=== Dataset entries ===
···

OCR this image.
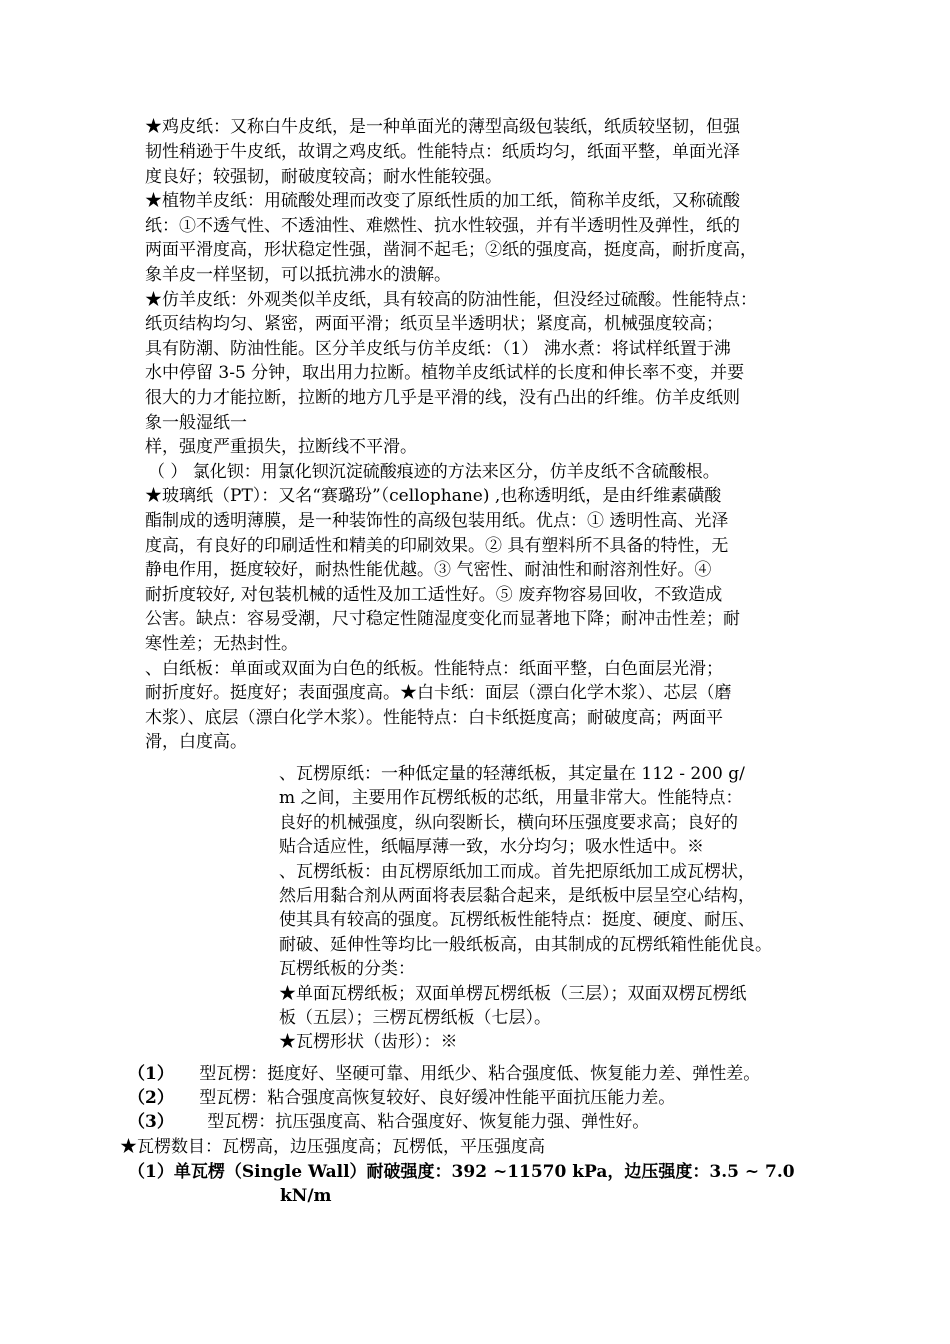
★鸡皮纸：又称白牛皮纸，是一种单面光的薄型高级包装纸，纸质较坚韧，但强
韧性稍逊于牛皮纸，故谓之鸡皮纸。性能特点：纸质均匀，纸面平整，单面光泽
度良好；较强韧，耐破度较高；耐水性能较强。
★植物羊皮纸：用硫酸处理而改变了原纸性质的加工纸，简称羊皮纸，又称硫酸
纸：①不透气性、不透油性、难燃性、抗水性较强，并有半透明性及弹性，纸的
两面平滑度高，形状稳定性强，凿洞不起毛；②纸的强度高，挺度高，耐折度高，
象羊皮一样坚韧，可以抵抗沸水的溃解。
★仿羊皮纸：外观类似羊皮纸，具有较高的防油性能，但没经过硫酸。性能特点：
纸页结构均匀、紧密，两面平滑；纸页呈半透明状；紧度高，机械强度较高；
具有防潮、防油性能。区分羊皮纸与仿羊皮纸：（1） 沸水煮：将试样纸置于沸
水中停留 3-5 分钟，取出用力拉断。植物羊皮纸试样的长度和伸长率不变，并要
很大的力才能拉断，拉断的地方几乎是平滑的线，没有凸出的纤维。仿羊皮纸则
象一般湿纸一
样，强度严重损失，拉断线不平滑。
（ ） 氯化钡：用氯化钡沉淀硫酸痕迹的方法来区分，仿羊皮纸不含硫酸根。
★玻璃纸（PT）：又名“赛璐玢”（cellophane) ,也称透明纸，是由纤维素磺酸
酯制成的透明薄膜，是一种装饰性的高级包装用纸。优点：① 透明性高、光泽
度高，有良好的印刷适性和精美的印刷效果。② 具有塑料所不具备的特性，无
静电作用，挺度较好，耐热性能优越。③ 气密性、耐油性和耐溶剂性好。④
耐折度较好, 对包装机械的适性及加工适性好。⑤ 废弃物容易回收，不致造成
公害。缺点：容易受潮，尺寸稳定性随湿度变化而显著地下降；耐冲击性差；耐
寒性差；无热封性。
、白纸板：单面或双面为白色的纸板。性能特点：纸面平整，白色面层光滑；
耐折度好。挺度好；表面强度高。★白卡纸：面层（漂白化学木浆）、芯层（磨
木浆）、底层（漂白化学木浆）。性能特点：白卡纸挺度高；耐破度高；两面平
滑，白度高。
、瓦楞原纸：一种低定量的轻薄纸板，其定量在 112 - 200 g/
m 之间，主要用作瓦楞纸板的芯纸，用量非常大。性能特点：
良好的机械强度，纵向裂断长，横向环压强度要求高；良好的
贴合适应性，纸幅厚薄一致，水分均匀；吸水性适中。※
、瓦楞纸板：由瓦楞原纸加工而成。首先把原纸加工成瓦楞状，
然后用黏合剂从两面将表层黏合起来，是纸板中层呈空心结构，
使其具有较高的强度。瓦楞纸板性能特点：挺度、硬度、耐压、
耐破、延伸性等均比一般纸板高，由其制成的瓦楞纸箱性能优良。
瓦楞纸板的分类：
★单面瓦楞纸板；双面单楞瓦楞纸板（三层）；双面双楞瓦楞纸
板（五层）；三楞瓦楞纸板（七层）。
★瓦楞形状（齿形）：※
（1） 型瓦楞：挺度好、坚硬可靠、用纸少、粘合强度低、恢复能力差、弹性差。
（2） 型瓦楞：粘合强度高恢复较好、良好缓冲性能平面抗压能力差。
（3） 型瓦楞：抗压强度高、粘合强度好、恢复能力强、弹性好。
★瓦楞数目：瓦楞高，边压强度高；瓦楞低，平压强度高
（1）单瓦楞（Single Wall）耐破强度：392 ~11570 kPa，边压强度：3.5 ~ 7.0
kN/m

···

=== What is needed ===
Would you set down the listing exactly, omitting pictures?

=== Solution to this exercise ===
OCR this image.
★鸡皮纸：又称白牛皮纸，是一种单面光的薄型高级包装纸，纸质较坚韧，但强
韧性稍逊于牛皮纸，故谓之鸡皮纸。性能特点：纸质均匀，纸面平整，单面光泽
度良好；较强韧，耐破度较高；耐水性能较强。
★植物羊皮纸：用硫酸处理而改变了原纸性质的加工纸，简称羊皮纸，又称硫酸
纸：①不透气性、不透油性、难燃性、抗水性较强，并有半透明性及弹性，纸的
两面平滑度高，形状稳定性强，凿洞不起毛；②纸的强度高，挺度高，耐折度高，
象羊皮一样坚韧，可以抵抗沸水的溃解。
★仿羊皮纸：外观类似羊皮纸，具有较高的防油性能，但没经过硫酸。性能特点：
纸页结构均匀、紧密，两面平滑；纸页呈半透明状；紧度高，机械强度较高；
具有防潮、防油性能。区分羊皮纸与仿羊皮纸：（1） 沸水煮：将试样纸置于沸
水中停留 3-5 分钟，取出用力拉断。植物羊皮纸试样的长度和伸长率不变，并要
很大的力才能拉断，拉断的地方几乎是平滑的线，没有凸出的纤维。仿羊皮纸则
象一般湿纸一
样，强度严重损失，拉断线不平滑。
（ ） 氯化钡：用氯化钡沉淀硫酸痕迹的方法来区分，仿羊皮纸不含硫酸根。
★玻璃纸（PT）：又名“赛璐玢”（cellophane) ,也称透明纸，是由纤维素磺酸
酯制成的透明薄膜，是一种装饰性的高级包装用纸。优点：① 透明性高、光泽
度高，有良好的印刷适性和精美的印刷效果。② 具有塑料所不具备的特性，无
静电作用，挺度较好，耐热性能优越。③ 气密性、耐油性和耐溶剂性好。④
耐折度较好, 对包装机械的适性及加工适性好。⑤ 废弃物容易回收，不致造成
公害。缺点：容易受潮，尺寸稳定性随湿度变化而显著地下降；耐冲击性差；耐
寒性差；无热封性。
、白纸板：单面或双面为白色的纸板。性能特点：纸面平整，白色面层光滑；
耐折度好。挺度好；表面强度高。★白卡纸：面层（漂白化学木浆）、芯层（磨
木浆）、底层（漂白化学木浆）。性能特点：白卡纸挺度高；耐破度高；两面平
滑，白度高。
、瓦楞原纸：一种低定量的轻薄纸板，其定量在 112 - 200 g/
m 之间，主要用作瓦楞纸板的芯纸，用量非常大。性能特点：
良好的机械强度，纵向裂断长，横向环压强度要求高；良好的
贴合适应性，纸幅厚薄一致，水分均匀；吸水性适中。※
、瓦楞纸板：由瓦楞原纸加工而成。首先把原纸加工成瓦楞状，
然后用黏合剂从两面将表层黏合起来，是纸板中层呈空心结构，
使其具有较高的强度。瓦楞纸板性能特点：挺度、硬度、耐压、
耐破、延伸性等均比一般纸板高，由其制成的瓦楞纸箱性能优良。
瓦楞纸板的分类：
★单面瓦楞纸板；双面单楞瓦楞纸板（三层）；双面双楞瓦楞纸
板（五层）；三楞瓦楞纸板（七层）。
★瓦楞形状（齿形）：※
（1） 型瓦楞：挺度好、坚硬可靠、用纸少、粘合强度低、恢复能力差、弹性差。
（2） 型瓦楞：粘合强度高恢复较好、良好缓冲性能平面抗压能力差。
（3） 型瓦楞：抗压强度高、粘合强度好、恢复能力强、弹性好。
★瓦楞数目：瓦楞高，边压强度高；瓦楞低，平压强度高
（1）单瓦楞（Single Wall）耐破强度：392 ~11570 kPa，边压强度：3.5 ~ 7.0
kN/m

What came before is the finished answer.